- _Objetivo do exercício_
Copie do trecho do texto, sem nenhuma alteração, a passagem que vai de "Em muitos momentos" até "realizações, de caminhares...".
++++ Trecho do texto
Em dias tão difíceis,
quando a discussão política e a reação de tantos me surpreendeu, parei para
pensar no que realmente importa, no que é perene. Percebi que, para mim, são os
sonhos e as realizações, sou movida por eles, desde sempre. Foram os sonhos e a
imensa e inabalável vontade de realizá-los que moveram cada um dos meus passos,
especialmente nos momentos mais difíceis. E como é maravilhoso mover-se livre,
caminhar!
Em muitos momentos da
minha vida os passos me fizeram sonhar, sonhava enquanto caminhava, perambulava
por aí... Em outros, foram os sonhos e os desejos que deram ritmo ao andar,
eventualmente trôpego. O tempo passou, mas quando olho no entorno percebo que
minha vida é um misto de sonhos e realizações, de caminhares...
Ontem sai para caminhar
e foi como voltar 25 anos no tempo, me transportei para outras tardes de
primavera, me vi pisando as mesmas pedras, curtindo a sombra das mesmas
árvores, mas já com a bagagem repleta de realizações, algumas frustrações, mas
tomada pelo prazer de caminhar, recordar e sonhar.
Naqueles dias de
primavera de outrora, eu caminhava pela simpática rua Duque de Caxias em Porto
Alegre, para retornar da escola. Apesar de possuir outras alternativas, gostava
de caminhar por ali, na rua onde o sol se esgueirava por entre as
árvores. Por essa rua está muito da história da capital dos gaúchos, num curto trajeto entre a Usina do Gasômetro e a Santa Casa de Misericórdia, do Rio Guaíba ao Centro, um trechinho do Centro Histórico, do melhor que preservamos para as futuras gerações.
++++++++
++++ Dados fornecidos
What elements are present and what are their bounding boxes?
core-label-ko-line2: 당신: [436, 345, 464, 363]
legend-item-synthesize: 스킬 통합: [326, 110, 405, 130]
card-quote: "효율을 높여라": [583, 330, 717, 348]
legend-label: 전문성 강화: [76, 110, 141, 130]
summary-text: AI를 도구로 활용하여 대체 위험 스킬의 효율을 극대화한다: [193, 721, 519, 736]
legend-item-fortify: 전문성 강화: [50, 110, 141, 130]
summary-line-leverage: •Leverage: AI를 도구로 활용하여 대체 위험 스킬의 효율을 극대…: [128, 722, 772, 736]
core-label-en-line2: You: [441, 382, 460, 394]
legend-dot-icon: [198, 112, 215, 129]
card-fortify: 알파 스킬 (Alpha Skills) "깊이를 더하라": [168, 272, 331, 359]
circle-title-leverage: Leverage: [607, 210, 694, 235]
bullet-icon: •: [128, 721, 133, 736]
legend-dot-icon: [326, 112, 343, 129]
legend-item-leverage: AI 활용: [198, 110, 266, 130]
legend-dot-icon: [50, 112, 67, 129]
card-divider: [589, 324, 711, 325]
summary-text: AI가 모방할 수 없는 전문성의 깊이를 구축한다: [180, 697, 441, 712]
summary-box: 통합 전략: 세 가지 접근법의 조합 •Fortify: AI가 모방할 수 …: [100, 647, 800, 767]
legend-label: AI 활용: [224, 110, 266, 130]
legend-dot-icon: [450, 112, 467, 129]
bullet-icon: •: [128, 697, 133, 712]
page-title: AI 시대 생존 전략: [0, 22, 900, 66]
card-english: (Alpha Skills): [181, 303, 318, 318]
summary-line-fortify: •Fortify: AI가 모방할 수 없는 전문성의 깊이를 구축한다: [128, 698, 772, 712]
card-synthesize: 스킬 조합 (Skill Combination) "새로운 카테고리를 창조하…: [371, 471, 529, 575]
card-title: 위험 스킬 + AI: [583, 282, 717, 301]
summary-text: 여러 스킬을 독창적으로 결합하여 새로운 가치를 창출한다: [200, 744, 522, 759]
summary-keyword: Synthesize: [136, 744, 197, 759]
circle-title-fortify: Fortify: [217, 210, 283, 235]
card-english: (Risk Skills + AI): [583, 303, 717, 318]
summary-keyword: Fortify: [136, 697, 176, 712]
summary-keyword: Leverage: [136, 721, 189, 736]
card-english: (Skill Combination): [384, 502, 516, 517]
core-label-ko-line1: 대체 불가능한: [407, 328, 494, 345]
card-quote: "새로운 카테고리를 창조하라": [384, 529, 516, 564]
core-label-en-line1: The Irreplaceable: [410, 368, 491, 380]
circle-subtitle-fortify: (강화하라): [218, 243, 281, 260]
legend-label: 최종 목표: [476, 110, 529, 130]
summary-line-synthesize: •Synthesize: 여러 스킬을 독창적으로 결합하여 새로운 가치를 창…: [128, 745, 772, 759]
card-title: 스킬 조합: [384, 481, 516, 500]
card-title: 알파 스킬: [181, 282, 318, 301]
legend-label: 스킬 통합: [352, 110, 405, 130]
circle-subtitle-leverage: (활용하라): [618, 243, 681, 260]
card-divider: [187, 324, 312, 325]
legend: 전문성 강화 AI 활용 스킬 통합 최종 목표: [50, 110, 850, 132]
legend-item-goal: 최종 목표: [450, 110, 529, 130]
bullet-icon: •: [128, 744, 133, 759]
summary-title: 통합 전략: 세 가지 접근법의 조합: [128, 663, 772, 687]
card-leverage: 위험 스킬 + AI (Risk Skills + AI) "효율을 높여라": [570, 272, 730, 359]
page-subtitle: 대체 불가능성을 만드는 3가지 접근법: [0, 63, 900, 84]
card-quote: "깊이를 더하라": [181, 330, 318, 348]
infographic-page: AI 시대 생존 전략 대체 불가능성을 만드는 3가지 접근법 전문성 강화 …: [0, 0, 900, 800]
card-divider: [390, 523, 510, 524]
++++++++
- _Resposta da tarefa_
Em muitos momentos da
minha vida os passos me fizeram sonhar, sonhava enquanto caminhava, perambulava
por aí... Em outros, foram os sonhos e os desejos que deram ritmo ao andar,
eventualmente trôpego. O tempo passou, mas quando olho no entorno percebo que
minha vida é um misto de sonhos e realizações, de caminhares...